> Given exercise
Reproduce the listing below word for word, with no pictures.

> Entries
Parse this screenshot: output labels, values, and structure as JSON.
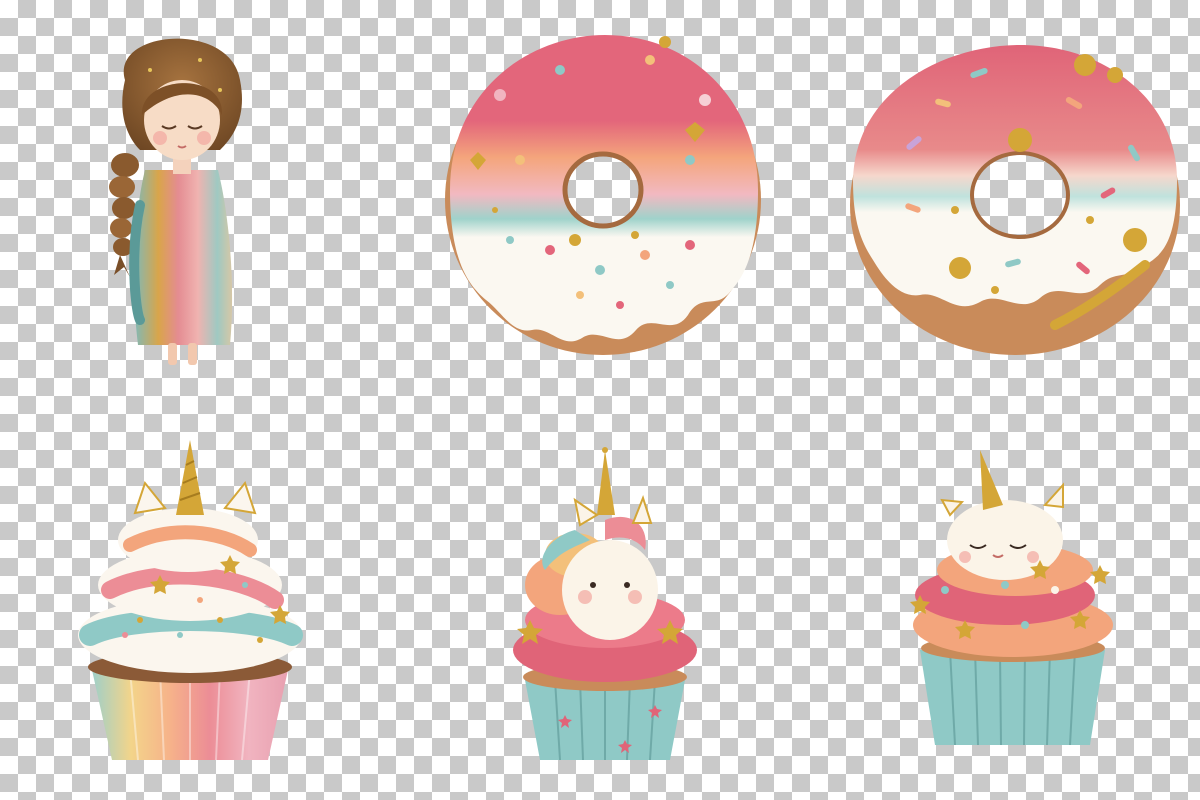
{
  "background": {
    "pattern": "transparency-checkerboard",
    "colors": [
      "#ffffff",
      "#c9c9c9"
    ]
  },
  "clipart": [
    {
      "id": "girl",
      "name": "watercolor-girl-rainbow-dress"
    },
    {
      "id": "donut1",
      "name": "rainbow-glazed-donut"
    },
    {
      "id": "donut2",
      "name": "pink-glazed-donut-gold-sprinkles"
    },
    {
      "id": "cup1",
      "name": "unicorn-rainbow-swirl-cupcake"
    },
    {
      "id": "cup2",
      "name": "unicorn-head-cupcake"
    },
    {
      "id": "cup3",
      "name": "sleeping-unicorn-cupcake"
    }
  ],
  "palette": {
    "pink": "#e06478",
    "peach": "#f2a37a",
    "teal": "#8fc9c6",
    "cream": "#fbf4e8",
    "gold": "#d4a637",
    "dough": "#c98b5a"
  }
}
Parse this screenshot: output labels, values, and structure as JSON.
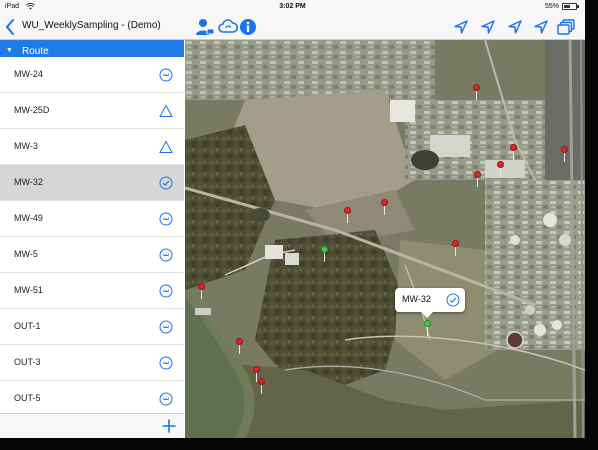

> Response below
Parse this screenshot: output labels, values, and structure as JSON.
{
  "background": {
    "pattern": "transparency-checkerboard",
    "colors": [
      "#ffffff",
      "#c9c9c9"
    ]
  },
  "clipart": [
    {
      "id": "girl",
      "name": "watercolor-girl-rainbow-dress"
    },
    {
      "id": "donut1",
      "name": "rainbow-glazed-donut"
    },
    {
      "id": "donut2",
      "name": "pink-glazed-donut-gold-sprinkles"
    },
    {
      "id": "cup1",
      "name": "unicorn-rainbow-swirl-cupcake"
    },
    {
      "id": "cup2",
      "name": "unicorn-head-cupcake"
    },
    {
      "id": "cup3",
      "name": "sleeping-unicorn-cupcake"
    }
  ],
  "palette": {
    "pink": "#e06478",
    "peach": "#f2a37a",
    "teal": "#8fc9c6",
    "cream": "#fbf4e8",
    "gold": "#d4a637",
    "dough": "#c98b5a"
  }
}
Parse this screenshot: output labels, values, and structure as JSON.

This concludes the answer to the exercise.